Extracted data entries
--------------------------------------------------

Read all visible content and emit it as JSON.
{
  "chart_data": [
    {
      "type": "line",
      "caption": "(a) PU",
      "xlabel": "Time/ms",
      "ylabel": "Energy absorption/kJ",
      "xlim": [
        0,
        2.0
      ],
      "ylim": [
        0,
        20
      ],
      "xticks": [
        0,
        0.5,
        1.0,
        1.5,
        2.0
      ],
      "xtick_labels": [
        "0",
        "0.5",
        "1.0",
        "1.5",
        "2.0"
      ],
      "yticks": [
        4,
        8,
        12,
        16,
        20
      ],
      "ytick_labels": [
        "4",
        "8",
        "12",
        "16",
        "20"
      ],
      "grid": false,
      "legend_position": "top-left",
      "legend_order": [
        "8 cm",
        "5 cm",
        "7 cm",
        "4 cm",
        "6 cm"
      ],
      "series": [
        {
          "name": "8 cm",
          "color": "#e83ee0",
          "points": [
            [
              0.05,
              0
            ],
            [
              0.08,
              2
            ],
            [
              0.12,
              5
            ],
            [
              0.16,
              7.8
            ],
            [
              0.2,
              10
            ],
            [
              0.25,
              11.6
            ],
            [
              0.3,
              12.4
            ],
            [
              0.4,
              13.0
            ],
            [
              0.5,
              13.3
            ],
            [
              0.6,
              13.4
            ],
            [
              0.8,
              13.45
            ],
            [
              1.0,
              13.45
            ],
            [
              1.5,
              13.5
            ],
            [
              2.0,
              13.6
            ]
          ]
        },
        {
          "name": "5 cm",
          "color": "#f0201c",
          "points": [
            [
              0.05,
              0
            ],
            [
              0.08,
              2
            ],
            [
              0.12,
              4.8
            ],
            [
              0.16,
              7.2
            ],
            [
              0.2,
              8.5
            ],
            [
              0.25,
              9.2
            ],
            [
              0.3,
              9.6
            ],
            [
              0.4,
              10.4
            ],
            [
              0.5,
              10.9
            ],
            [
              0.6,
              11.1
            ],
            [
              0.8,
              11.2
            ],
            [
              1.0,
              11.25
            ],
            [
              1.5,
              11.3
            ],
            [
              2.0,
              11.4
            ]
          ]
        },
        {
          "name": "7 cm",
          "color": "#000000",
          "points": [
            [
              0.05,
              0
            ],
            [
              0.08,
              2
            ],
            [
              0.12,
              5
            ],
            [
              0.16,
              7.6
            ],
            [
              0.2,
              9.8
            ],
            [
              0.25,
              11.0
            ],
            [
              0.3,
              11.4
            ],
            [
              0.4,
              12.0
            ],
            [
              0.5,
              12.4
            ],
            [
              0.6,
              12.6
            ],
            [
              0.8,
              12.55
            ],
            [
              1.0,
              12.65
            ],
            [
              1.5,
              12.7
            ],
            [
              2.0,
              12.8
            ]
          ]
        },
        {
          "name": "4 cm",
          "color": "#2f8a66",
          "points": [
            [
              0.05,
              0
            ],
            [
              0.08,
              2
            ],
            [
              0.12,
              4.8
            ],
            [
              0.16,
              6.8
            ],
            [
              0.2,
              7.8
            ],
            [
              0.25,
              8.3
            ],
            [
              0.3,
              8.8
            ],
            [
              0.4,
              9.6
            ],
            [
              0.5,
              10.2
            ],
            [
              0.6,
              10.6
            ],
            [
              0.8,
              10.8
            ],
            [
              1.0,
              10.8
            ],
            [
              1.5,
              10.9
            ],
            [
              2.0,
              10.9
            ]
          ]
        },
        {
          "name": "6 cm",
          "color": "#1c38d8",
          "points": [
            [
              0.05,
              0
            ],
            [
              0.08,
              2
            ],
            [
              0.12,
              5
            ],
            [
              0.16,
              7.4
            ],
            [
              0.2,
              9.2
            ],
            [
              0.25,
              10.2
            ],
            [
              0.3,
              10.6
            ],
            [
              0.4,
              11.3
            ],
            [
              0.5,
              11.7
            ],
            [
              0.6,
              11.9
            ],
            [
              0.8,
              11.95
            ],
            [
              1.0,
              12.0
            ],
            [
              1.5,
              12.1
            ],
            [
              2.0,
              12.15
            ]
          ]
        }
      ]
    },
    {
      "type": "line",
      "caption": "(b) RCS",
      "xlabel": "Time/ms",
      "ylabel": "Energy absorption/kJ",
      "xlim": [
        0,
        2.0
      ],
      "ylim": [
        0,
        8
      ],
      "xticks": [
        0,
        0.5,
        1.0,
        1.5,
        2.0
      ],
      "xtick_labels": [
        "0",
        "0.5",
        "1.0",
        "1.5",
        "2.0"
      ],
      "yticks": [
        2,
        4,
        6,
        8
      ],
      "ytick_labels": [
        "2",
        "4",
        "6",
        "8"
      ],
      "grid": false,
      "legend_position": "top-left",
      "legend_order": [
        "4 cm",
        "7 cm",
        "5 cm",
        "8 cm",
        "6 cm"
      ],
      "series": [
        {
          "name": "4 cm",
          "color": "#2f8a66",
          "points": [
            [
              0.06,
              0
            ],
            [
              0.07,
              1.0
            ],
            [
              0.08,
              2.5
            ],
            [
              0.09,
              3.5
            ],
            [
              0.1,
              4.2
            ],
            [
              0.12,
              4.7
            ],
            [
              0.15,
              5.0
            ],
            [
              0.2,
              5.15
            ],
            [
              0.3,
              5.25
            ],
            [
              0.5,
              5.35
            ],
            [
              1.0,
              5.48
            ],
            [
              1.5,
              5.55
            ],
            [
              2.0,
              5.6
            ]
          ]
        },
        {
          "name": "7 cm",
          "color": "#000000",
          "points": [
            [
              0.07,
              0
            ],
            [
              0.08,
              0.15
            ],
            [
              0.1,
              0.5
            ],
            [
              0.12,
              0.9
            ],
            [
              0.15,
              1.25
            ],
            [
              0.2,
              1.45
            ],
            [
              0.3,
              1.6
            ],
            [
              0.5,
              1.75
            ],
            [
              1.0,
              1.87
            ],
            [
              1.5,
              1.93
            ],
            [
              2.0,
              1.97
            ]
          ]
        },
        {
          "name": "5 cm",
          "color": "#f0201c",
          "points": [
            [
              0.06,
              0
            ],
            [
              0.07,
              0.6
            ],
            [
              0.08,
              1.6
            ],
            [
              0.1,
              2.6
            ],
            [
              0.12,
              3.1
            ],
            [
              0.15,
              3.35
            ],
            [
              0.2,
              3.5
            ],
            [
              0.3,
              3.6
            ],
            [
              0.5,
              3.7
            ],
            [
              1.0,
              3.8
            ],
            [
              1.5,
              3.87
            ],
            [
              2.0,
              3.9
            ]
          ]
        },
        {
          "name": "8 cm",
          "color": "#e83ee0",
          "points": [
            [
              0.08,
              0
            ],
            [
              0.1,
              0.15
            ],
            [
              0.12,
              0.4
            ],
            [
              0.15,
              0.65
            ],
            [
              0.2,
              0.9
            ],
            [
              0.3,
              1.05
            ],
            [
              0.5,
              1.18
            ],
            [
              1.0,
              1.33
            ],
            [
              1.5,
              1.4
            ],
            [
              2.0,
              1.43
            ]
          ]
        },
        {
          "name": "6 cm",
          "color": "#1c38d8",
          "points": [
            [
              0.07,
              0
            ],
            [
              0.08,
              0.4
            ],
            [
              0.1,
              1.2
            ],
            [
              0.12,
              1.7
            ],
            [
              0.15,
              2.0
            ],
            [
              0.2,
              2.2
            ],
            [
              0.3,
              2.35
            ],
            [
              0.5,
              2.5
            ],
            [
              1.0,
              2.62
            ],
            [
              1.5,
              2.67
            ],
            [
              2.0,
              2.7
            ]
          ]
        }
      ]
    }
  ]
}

--------------------------------------------------

# Exercise description
Reproduce the material above exactly; please quote every line of it.

# Worked answer
Read all visible content and emit it as JSON.
{
  "chart_data": [
    {
      "type": "line",
      "caption": "(a) PU",
      "xlabel": "Time/ms",
      "ylabel": "Energy absorption/kJ",
      "xlim": [
        0,
        2.0
      ],
      "ylim": [
        0,
        20
      ],
      "xticks": [
        0,
        0.5,
        1.0,
        1.5,
        2.0
      ],
      "xtick_labels": [
        "0",
        "0.5",
        "1.0",
        "1.5",
        "2.0"
      ],
      "yticks": [
        4,
        8,
        12,
        16,
        20
      ],
      "ytick_labels": [
        "4",
        "8",
        "12",
        "16",
        "20"
      ],
      "grid": false,
      "legend_position": "top-left",
      "legend_order": [
        "8 cm",
        "5 cm",
        "7 cm",
        "4 cm",
        "6 cm"
      ],
      "series": [
        {
          "name": "8 cm",
          "color": "#e83ee0",
          "points": [
            [
              0.05,
              0
            ],
            [
              0.08,
              2
            ],
            [
              0.12,
              5
            ],
            [
              0.16,
              7.8
            ],
            [
              0.2,
              10
            ],
            [
              0.25,
              11.6
            ],
            [
              0.3,
              12.4
            ],
            [
              0.4,
              13.0
            ],
            [
              0.5,
              13.3
            ],
            [
              0.6,
              13.4
            ],
            [
              0.8,
              13.45
            ],
            [
              1.0,
              13.45
            ],
            [
              1.5,
              13.5
            ],
            [
              2.0,
              13.6
            ]
          ]
        },
        {
          "name": "5 cm",
          "color": "#f0201c",
          "points": [
            [
              0.05,
              0
            ],
            [
              0.08,
              2
            ],
            [
              0.12,
              4.8
            ],
            [
              0.16,
              7.2
            ],
            [
              0.2,
              8.5
            ],
            [
              0.25,
              9.2
            ],
            [
              0.3,
              9.6
            ],
            [
              0.4,
              10.4
            ],
            [
              0.5,
              10.9
            ],
            [
              0.6,
              11.1
            ],
            [
              0.8,
              11.2
            ],
            [
              1.0,
              11.25
            ],
            [
              1.5,
              11.3
            ],
            [
              2.0,
              11.4
            ]
          ]
        },
        {
          "name": "7 cm",
          "color": "#000000",
          "points": [
            [
              0.05,
              0
            ],
            [
              0.08,
              2
            ],
            [
              0.12,
              5
            ],
            [
              0.16,
              7.6
            ],
            [
              0.2,
              9.8
            ],
            [
              0.25,
              11.0
            ],
            [
              0.3,
              11.4
            ],
            [
              0.4,
              12.0
            ],
            [
              0.5,
              12.4
            ],
            [
              0.6,
              12.6
            ],
            [
              0.8,
              12.55
            ],
            [
              1.0,
              12.65
            ],
            [
              1.5,
              12.7
            ],
            [
              2.0,
              12.8
            ]
          ]
        },
        {
          "name": "4 cm",
          "color": "#2f8a66",
          "points": [
            [
              0.05,
              0
            ],
            [
              0.08,
              2
            ],
            [
              0.12,
              4.8
            ],
            [
              0.16,
              6.8
            ],
            [
              0.2,
              7.8
            ],
            [
              0.25,
              8.3
            ],
            [
              0.3,
              8.8
            ],
            [
              0.4,
              9.6
            ],
            [
              0.5,
              10.2
            ],
            [
              0.6,
              10.6
            ],
            [
              0.8,
              10.8
            ],
            [
              1.0,
              10.8
            ],
            [
              1.5,
              10.9
            ],
            [
              2.0,
              10.9
            ]
          ]
        },
        {
          "name": "6 cm",
          "color": "#1c38d8",
          "points": [
            [
              0.05,
              0
            ],
            [
              0.08,
              2
            ],
            [
              0.12,
              5
            ],
            [
              0.16,
              7.4
            ],
            [
              0.2,
              9.2
            ],
            [
              0.25,
              10.2
            ],
            [
              0.3,
              10.6
            ],
            [
              0.4,
              11.3
            ],
            [
              0.5,
              11.7
            ],
            [
              0.6,
              11.9
            ],
            [
              0.8,
              11.95
            ],
            [
              1.0,
              12.0
            ],
            [
              1.5,
              12.1
            ],
            [
              2.0,
              12.15
            ]
          ]
        }
      ]
    },
    {
      "type": "line",
      "caption": "(b) RCS",
      "xlabel": "Time/ms",
      "ylabel": "Energy absorption/kJ",
      "xlim": [
        0,
        2.0
      ],
      "ylim": [
        0,
        8
      ],
      "xticks": [
        0,
        0.5,
        1.0,
        1.5,
        2.0
      ],
      "xtick_labels": [
        "0",
        "0.5",
        "1.0",
        "1.5",
        "2.0"
      ],
      "yticks": [
        2,
        4,
        6,
        8
      ],
      "ytick_labels": [
        "2",
        "4",
        "6",
        "8"
      ],
      "grid": false,
      "legend_position": "top-left",
      "legend_order": [
        "4 cm",
        "7 cm",
        "5 cm",
        "8 cm",
        "6 cm"
      ],
      "series": [
        {
          "name": "4 cm",
          "color": "#2f8a66",
          "points": [
            [
              0.06,
              0
            ],
            [
              0.07,
              1.0
            ],
            [
              0.08,
              2.5
            ],
            [
              0.09,
              3.5
            ],
            [
              0.1,
              4.2
            ],
            [
              0.12,
              4.7
            ],
            [
              0.15,
              5.0
            ],
            [
              0.2,
              5.15
            ],
            [
              0.3,
              5.25
            ],
            [
              0.5,
              5.35
            ],
            [
              1.0,
              5.48
            ],
            [
              1.5,
              5.55
            ],
            [
              2.0,
              5.6
            ]
          ]
        },
        {
          "name": "7 cm",
          "color": "#000000",
          "points": [
            [
              0.07,
              0
            ],
            [
              0.08,
              0.15
            ],
            [
              0.1,
              0.5
            ],
            [
              0.12,
              0.9
            ],
            [
              0.15,
              1.25
            ],
            [
              0.2,
              1.45
            ],
            [
              0.3,
              1.6
            ],
            [
              0.5,
              1.75
            ],
            [
              1.0,
              1.87
            ],
            [
              1.5,
              1.93
            ],
            [
              2.0,
              1.97
            ]
          ]
        },
        {
          "name": "5 cm",
          "color": "#f0201c",
          "points": [
            [
              0.06,
              0
            ],
            [
              0.07,
              0.6
            ],
            [
              0.08,
              1.6
            ],
            [
              0.1,
              2.6
            ],
            [
              0.12,
              3.1
            ],
            [
              0.15,
              3.35
            ],
            [
              0.2,
              3.5
            ],
            [
              0.3,
              3.6
            ],
            [
              0.5,
              3.7
            ],
            [
              1.0,
              3.8
            ],
            [
              1.5,
              3.87
            ],
            [
              2.0,
              3.9
            ]
          ]
        },
        {
          "name": "8 cm",
          "color": "#e83ee0",
          "points": [
            [
              0.08,
              0
            ],
            [
              0.1,
              0.15
            ],
            [
              0.12,
              0.4
            ],
            [
              0.15,
              0.65
            ],
            [
              0.2,
              0.9
            ],
            [
              0.3,
              1.05
            ],
            [
              0.5,
              1.18
            ],
            [
              1.0,
              1.33
            ],
            [
              1.5,
              1.4
            ],
            [
              2.0,
              1.43
            ]
          ]
        },
        {
          "name": "6 cm",
          "color": "#1c38d8",
          "points": [
            [
              0.07,
              0
            ],
            [
              0.08,
              0.4
            ],
            [
              0.1,
              1.2
            ],
            [
              0.12,
              1.7
            ],
            [
              0.15,
              2.0
            ],
            [
              0.2,
              2.2
            ],
            [
              0.3,
              2.35
            ],
            [
              0.5,
              2.5
            ],
            [
              1.0,
              2.62
            ],
            [
              1.5,
              2.67
            ],
            [
              2.0,
              2.7
            ]
          ]
        }
      ]
    }
  ]
}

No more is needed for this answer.